Repeat the data that follows, word for word, without the images.

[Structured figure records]
____________________

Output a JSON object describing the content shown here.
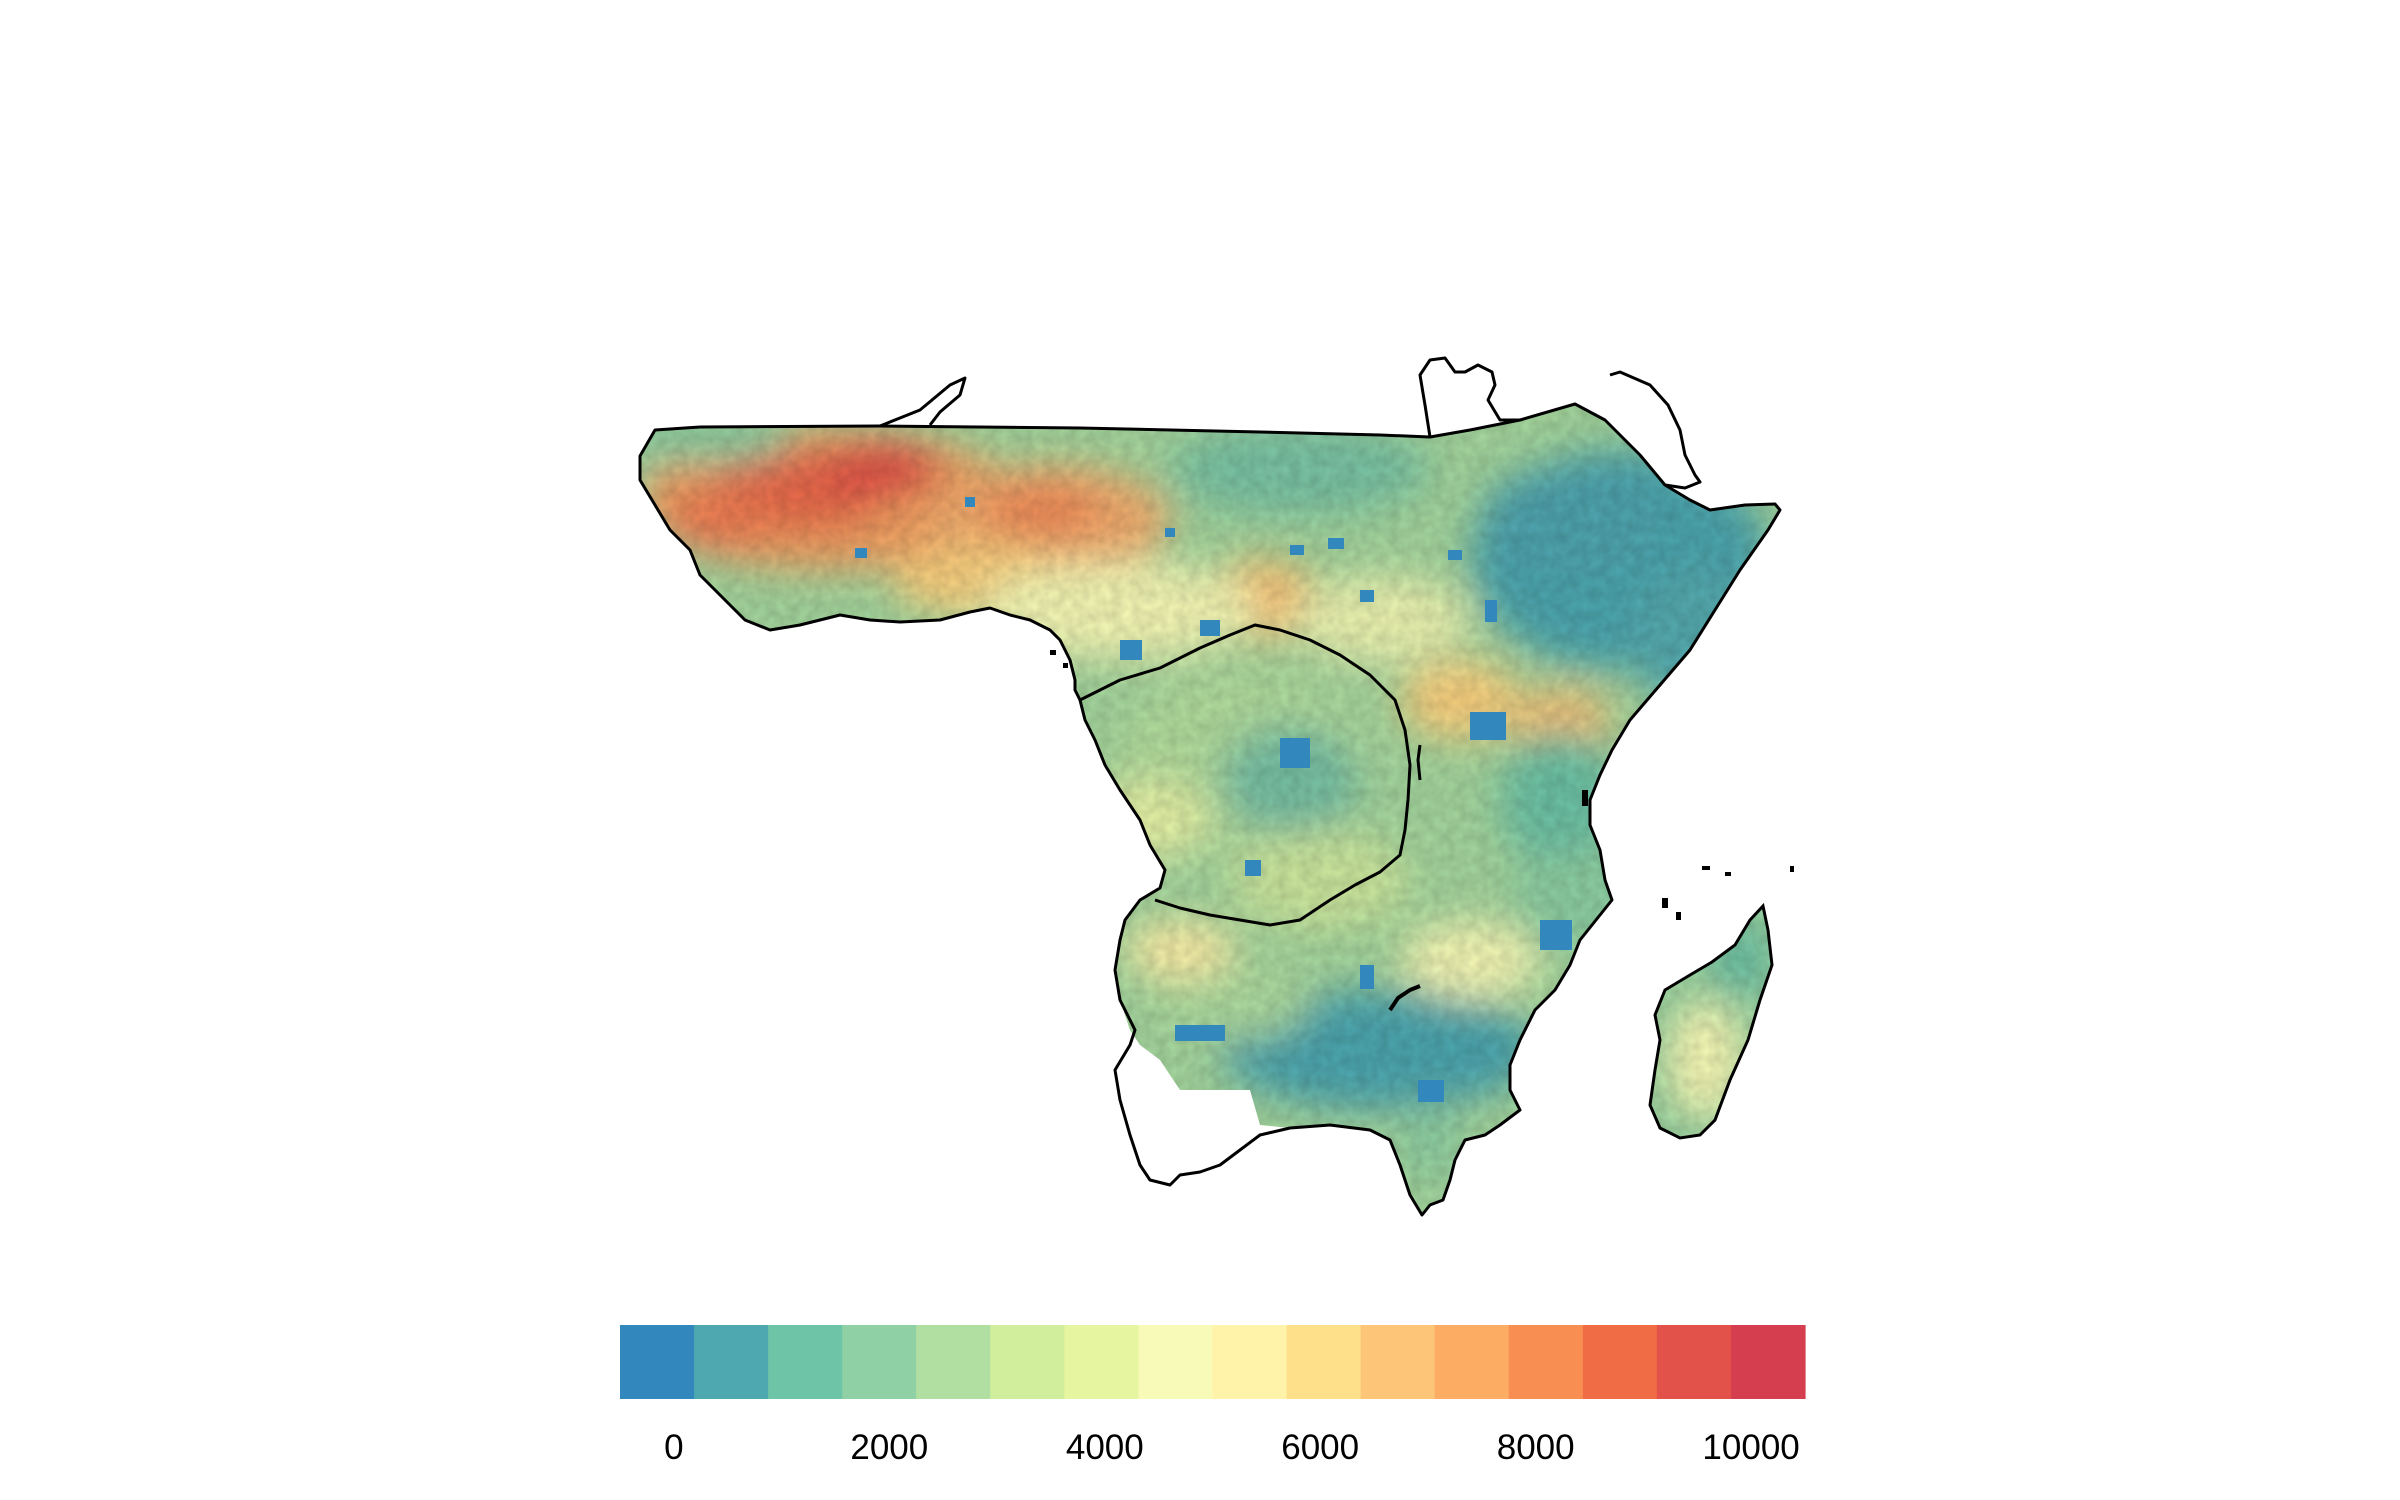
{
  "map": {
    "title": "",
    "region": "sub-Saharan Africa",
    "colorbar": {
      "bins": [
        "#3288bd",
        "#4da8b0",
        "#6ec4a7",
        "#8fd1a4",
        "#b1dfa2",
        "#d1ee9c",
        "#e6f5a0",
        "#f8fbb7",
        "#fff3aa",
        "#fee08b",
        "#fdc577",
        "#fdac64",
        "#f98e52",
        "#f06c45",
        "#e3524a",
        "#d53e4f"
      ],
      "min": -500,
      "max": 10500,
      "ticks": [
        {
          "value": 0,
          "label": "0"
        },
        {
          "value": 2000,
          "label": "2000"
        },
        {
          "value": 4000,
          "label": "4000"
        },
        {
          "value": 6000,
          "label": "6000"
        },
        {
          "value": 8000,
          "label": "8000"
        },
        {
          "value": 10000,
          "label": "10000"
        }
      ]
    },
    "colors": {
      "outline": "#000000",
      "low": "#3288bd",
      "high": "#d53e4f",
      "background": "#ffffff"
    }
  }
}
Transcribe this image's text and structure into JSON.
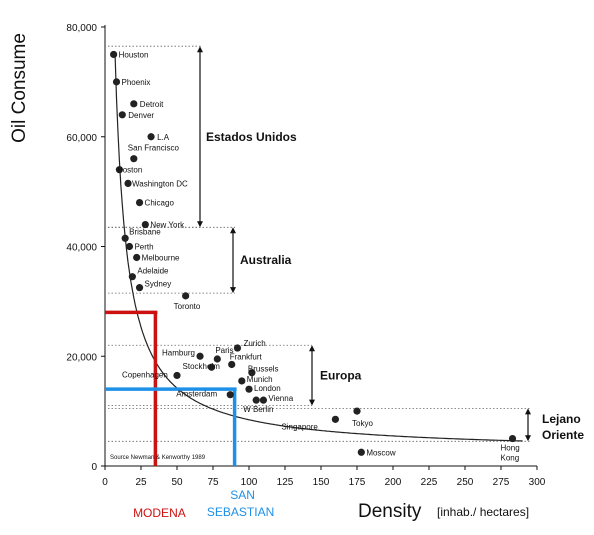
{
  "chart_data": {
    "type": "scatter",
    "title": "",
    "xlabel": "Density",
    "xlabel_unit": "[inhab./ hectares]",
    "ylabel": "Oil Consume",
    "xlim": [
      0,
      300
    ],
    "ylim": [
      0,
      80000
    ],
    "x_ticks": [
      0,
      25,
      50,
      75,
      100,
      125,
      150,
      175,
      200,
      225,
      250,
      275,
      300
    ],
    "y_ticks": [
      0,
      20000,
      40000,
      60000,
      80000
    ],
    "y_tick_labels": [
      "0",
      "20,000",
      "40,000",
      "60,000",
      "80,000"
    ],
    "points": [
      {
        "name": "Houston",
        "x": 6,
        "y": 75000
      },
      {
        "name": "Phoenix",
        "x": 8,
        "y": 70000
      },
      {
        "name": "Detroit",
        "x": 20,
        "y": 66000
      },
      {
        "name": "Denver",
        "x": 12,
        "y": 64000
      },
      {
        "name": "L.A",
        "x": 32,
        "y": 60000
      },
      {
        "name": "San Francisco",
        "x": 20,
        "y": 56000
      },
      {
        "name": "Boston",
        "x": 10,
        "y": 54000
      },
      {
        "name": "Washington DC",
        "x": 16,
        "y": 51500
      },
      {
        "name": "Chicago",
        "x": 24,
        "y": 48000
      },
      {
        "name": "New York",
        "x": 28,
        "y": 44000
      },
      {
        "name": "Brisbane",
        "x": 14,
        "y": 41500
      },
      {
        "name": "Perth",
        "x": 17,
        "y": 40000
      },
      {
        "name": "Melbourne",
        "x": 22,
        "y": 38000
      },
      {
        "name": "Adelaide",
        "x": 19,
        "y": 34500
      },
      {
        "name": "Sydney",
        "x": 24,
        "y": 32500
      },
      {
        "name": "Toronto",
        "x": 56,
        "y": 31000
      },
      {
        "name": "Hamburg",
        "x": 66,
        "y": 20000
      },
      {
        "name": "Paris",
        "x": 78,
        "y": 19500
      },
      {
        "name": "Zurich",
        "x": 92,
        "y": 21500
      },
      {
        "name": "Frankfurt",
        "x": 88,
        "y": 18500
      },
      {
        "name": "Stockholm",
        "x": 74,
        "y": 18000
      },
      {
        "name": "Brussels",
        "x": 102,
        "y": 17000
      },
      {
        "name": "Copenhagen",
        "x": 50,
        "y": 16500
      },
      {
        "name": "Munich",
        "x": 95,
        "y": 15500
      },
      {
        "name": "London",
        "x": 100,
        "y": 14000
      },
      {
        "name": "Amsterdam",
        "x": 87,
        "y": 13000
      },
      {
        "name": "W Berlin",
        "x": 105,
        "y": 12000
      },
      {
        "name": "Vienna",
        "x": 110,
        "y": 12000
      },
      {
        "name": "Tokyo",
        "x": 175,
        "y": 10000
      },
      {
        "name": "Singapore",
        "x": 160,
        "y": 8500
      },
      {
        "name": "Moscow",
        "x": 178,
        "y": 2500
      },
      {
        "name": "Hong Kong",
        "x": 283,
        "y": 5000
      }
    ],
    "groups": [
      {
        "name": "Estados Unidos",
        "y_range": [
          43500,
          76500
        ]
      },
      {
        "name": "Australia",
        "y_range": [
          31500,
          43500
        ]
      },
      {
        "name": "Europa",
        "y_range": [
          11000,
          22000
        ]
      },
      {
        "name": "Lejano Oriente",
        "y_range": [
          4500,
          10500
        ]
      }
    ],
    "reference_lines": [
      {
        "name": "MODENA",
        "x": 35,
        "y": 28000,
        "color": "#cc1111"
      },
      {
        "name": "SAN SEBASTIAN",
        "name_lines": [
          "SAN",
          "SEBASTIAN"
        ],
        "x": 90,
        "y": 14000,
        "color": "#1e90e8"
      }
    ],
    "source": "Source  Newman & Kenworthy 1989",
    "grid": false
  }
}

____________________

■ ANSWER TO THIS PROBLEM:
Output a JSON object describing the content shown here.
{
  "map": {
    "title": "",
    "region": "sub-Saharan Africa",
    "colorbar": {
      "bins": [
        "#3288bd",
        "#4da8b0",
        "#6ec4a7",
        "#8fd1a4",
        "#b1dfa2",
        "#d1ee9c",
        "#e6f5a0",
        "#f8fbb7",
        "#fff3aa",
        "#fee08b",
        "#fdc577",
        "#fdac64",
        "#f98e52",
        "#f06c45",
        "#e3524a",
        "#d53e4f"
      ],
      "min": -500,
      "max": 10500,
      "ticks": [
        {
          "value": 0,
          "label": "0"
        },
        {
          "value": 2000,
          "label": "2000"
        },
        {
          "value": 4000,
          "label": "4000"
        },
        {
          "value": 6000,
          "label": "6000"
        },
        {
          "value": 8000,
          "label": "8000"
        },
        {
          "value": 10000,
          "label": "10000"
        }
      ]
    },
    "colors": {
      "outline": "#000000",
      "low": "#3288bd",
      "high": "#d53e4f",
      "background": "#ffffff"
    }
  }
}
Transcribe this image's text and structure into JSON.
{
  "chart_data": {
    "type": "scatter",
    "title": "",
    "xlabel": "Density",
    "xlabel_unit": "[inhab./ hectares]",
    "ylabel": "Oil Consume",
    "xlim": [
      0,
      300
    ],
    "ylim": [
      0,
      80000
    ],
    "x_ticks": [
      0,
      25,
      50,
      75,
      100,
      125,
      150,
      175,
      200,
      225,
      250,
      275,
      300
    ],
    "y_ticks": [
      0,
      20000,
      40000,
      60000,
      80000
    ],
    "y_tick_labels": [
      "0",
      "20,000",
      "40,000",
      "60,000",
      "80,000"
    ],
    "points": [
      {
        "name": "Houston",
        "x": 6,
        "y": 75000
      },
      {
        "name": "Phoenix",
        "x": 8,
        "y": 70000
      },
      {
        "name": "Detroit",
        "x": 20,
        "y": 66000
      },
      {
        "name": "Denver",
        "x": 12,
        "y": 64000
      },
      {
        "name": "L.A",
        "x": 32,
        "y": 60000
      },
      {
        "name": "San Francisco",
        "x": 20,
        "y": 56000
      },
      {
        "name": "Boston",
        "x": 10,
        "y": 54000
      },
      {
        "name": "Washington DC",
        "x": 16,
        "y": 51500
      },
      {
        "name": "Chicago",
        "x": 24,
        "y": 48000
      },
      {
        "name": "New York",
        "x": 28,
        "y": 44000
      },
      {
        "name": "Brisbane",
        "x": 14,
        "y": 41500
      },
      {
        "name": "Perth",
        "x": 17,
        "y": 40000
      },
      {
        "name": "Melbourne",
        "x": 22,
        "y": 38000
      },
      {
        "name": "Adelaide",
        "x": 19,
        "y": 34500
      },
      {
        "name": "Sydney",
        "x": 24,
        "y": 32500
      },
      {
        "name": "Toronto",
        "x": 56,
        "y": 31000
      },
      {
        "name": "Hamburg",
        "x": 66,
        "y": 20000
      },
      {
        "name": "Paris",
        "x": 78,
        "y": 19500
      },
      {
        "name": "Zurich",
        "x": 92,
        "y": 21500
      },
      {
        "name": "Frankfurt",
        "x": 88,
        "y": 18500
      },
      {
        "name": "Stockholm",
        "x": 74,
        "y": 18000
      },
      {
        "name": "Brussels",
        "x": 102,
        "y": 17000
      },
      {
        "name": "Copenhagen",
        "x": 50,
        "y": 16500
      },
      {
        "name": "Munich",
        "x": 95,
        "y": 15500
      },
      {
        "name": "London",
        "x": 100,
        "y": 14000
      },
      {
        "name": "Amsterdam",
        "x": 87,
        "y": 13000
      },
      {
        "name": "W Berlin",
        "x": 105,
        "y": 12000
      },
      {
        "name": "Vienna",
        "x": 110,
        "y": 12000
      },
      {
        "name": "Tokyo",
        "x": 175,
        "y": 10000
      },
      {
        "name": "Singapore",
        "x": 160,
        "y": 8500
      },
      {
        "name": "Moscow",
        "x": 178,
        "y": 2500
      },
      {
        "name": "Hong Kong",
        "x": 283,
        "y": 5000
      }
    ],
    "groups": [
      {
        "name": "Estados Unidos",
        "y_range": [
          43500,
          76500
        ]
      },
      {
        "name": "Australia",
        "y_range": [
          31500,
          43500
        ]
      },
      {
        "name": "Europa",
        "y_range": [
          11000,
          22000
        ]
      },
      {
        "name": "Lejano Oriente",
        "y_range": [
          4500,
          10500
        ]
      }
    ],
    "reference_lines": [
      {
        "name": "MODENA",
        "x": 35,
        "y": 28000,
        "color": "#cc1111"
      },
      {
        "name": "SAN SEBASTIAN",
        "name_lines": [
          "SAN",
          "SEBASTIAN"
        ],
        "x": 90,
        "y": 14000,
        "color": "#1e90e8"
      }
    ],
    "source": "Source  Newman & Kenworthy 1989",
    "grid": false
  }
}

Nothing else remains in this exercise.